[start of Provided material]
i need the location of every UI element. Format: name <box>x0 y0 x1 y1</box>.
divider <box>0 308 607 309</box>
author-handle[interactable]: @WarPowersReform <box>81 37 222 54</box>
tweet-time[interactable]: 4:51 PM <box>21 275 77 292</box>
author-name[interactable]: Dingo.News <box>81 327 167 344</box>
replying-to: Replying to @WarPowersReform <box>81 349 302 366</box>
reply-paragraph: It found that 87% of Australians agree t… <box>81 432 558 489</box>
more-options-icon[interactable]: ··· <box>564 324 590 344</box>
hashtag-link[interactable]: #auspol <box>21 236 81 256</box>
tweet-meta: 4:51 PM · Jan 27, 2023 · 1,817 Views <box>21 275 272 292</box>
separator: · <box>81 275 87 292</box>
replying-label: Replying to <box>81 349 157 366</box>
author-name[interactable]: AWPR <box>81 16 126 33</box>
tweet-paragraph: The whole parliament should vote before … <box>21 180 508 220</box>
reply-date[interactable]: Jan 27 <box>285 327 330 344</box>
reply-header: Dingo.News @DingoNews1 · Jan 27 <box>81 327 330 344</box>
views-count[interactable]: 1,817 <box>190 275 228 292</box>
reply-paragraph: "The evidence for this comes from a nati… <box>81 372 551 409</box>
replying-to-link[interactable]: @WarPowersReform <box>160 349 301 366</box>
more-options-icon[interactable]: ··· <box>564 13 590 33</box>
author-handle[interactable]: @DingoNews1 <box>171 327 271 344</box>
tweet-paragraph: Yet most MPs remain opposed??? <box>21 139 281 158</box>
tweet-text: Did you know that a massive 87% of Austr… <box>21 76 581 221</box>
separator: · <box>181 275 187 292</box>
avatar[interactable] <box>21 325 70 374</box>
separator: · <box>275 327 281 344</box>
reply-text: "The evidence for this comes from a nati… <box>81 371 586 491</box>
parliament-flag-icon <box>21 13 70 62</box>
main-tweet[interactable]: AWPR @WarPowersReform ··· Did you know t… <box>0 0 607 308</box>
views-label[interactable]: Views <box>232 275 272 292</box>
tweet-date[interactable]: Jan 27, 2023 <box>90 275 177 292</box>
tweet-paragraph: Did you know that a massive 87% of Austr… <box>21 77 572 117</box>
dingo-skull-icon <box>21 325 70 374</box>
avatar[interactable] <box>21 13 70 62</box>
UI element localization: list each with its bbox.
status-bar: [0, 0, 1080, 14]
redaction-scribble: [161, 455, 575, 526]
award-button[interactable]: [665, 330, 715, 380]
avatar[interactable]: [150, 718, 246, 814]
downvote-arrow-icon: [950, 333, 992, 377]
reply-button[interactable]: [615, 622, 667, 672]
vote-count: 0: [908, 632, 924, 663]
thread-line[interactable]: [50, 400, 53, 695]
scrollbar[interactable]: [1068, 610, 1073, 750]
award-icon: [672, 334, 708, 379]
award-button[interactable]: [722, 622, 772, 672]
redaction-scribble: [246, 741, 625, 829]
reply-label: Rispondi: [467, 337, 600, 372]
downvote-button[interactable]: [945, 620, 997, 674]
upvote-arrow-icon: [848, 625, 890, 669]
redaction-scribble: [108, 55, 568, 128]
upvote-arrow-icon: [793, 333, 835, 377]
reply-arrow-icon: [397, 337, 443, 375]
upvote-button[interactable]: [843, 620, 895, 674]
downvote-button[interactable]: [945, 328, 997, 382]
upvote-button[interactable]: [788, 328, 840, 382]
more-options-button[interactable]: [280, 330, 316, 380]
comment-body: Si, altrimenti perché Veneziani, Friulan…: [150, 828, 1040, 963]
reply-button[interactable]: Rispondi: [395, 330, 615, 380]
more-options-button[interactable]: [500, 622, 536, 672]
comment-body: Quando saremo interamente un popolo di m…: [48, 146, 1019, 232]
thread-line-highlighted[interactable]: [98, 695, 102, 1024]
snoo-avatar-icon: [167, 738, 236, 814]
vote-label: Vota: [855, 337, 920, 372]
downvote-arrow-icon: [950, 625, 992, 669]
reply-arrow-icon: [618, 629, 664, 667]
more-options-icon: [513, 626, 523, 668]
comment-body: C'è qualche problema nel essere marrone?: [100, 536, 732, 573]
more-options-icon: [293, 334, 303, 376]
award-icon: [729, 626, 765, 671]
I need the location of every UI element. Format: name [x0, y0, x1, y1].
[end of Provided material]
[start of Provided material]
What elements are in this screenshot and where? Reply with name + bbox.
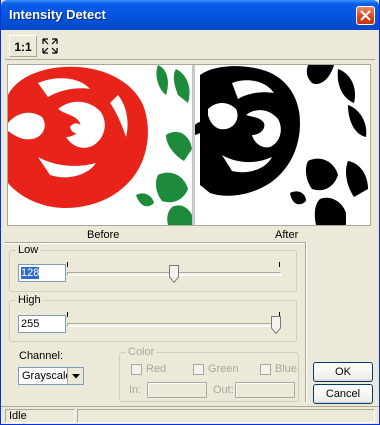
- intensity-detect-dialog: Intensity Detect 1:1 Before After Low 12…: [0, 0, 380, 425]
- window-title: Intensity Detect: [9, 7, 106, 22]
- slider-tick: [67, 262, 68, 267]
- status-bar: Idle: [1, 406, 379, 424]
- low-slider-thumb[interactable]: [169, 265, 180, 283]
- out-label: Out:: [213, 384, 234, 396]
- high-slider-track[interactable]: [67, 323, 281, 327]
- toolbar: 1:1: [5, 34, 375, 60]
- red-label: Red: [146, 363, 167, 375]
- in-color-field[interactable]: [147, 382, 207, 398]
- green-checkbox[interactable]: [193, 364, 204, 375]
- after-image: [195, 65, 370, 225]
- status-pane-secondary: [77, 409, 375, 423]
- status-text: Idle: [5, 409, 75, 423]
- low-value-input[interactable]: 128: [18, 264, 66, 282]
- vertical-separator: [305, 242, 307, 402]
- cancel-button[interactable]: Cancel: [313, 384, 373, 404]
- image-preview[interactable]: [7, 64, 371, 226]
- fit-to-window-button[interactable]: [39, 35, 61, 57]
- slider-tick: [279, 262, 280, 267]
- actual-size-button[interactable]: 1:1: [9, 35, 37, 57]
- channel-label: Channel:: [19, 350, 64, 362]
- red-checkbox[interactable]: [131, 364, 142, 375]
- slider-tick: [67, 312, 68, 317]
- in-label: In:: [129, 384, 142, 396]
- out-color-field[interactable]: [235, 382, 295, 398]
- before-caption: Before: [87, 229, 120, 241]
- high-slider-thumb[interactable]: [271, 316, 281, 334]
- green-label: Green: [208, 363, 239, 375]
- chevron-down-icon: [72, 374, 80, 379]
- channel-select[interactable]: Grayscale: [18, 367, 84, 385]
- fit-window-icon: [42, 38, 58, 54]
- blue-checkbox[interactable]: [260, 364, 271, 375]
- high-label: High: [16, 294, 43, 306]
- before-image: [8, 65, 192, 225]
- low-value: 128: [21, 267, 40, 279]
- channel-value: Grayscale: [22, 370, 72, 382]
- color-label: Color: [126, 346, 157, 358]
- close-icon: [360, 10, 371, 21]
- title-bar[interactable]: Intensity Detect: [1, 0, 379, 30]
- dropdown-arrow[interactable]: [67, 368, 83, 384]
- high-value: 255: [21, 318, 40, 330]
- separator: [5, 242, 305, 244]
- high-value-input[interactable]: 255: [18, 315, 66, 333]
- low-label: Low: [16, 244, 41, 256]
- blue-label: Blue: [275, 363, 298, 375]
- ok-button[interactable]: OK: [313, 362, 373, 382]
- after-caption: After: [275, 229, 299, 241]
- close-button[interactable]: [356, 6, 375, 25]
[end of Provided material]
Exercise goal
How many lines of the collected data contain the string "value"? Give only the number.

Solution for this problem
5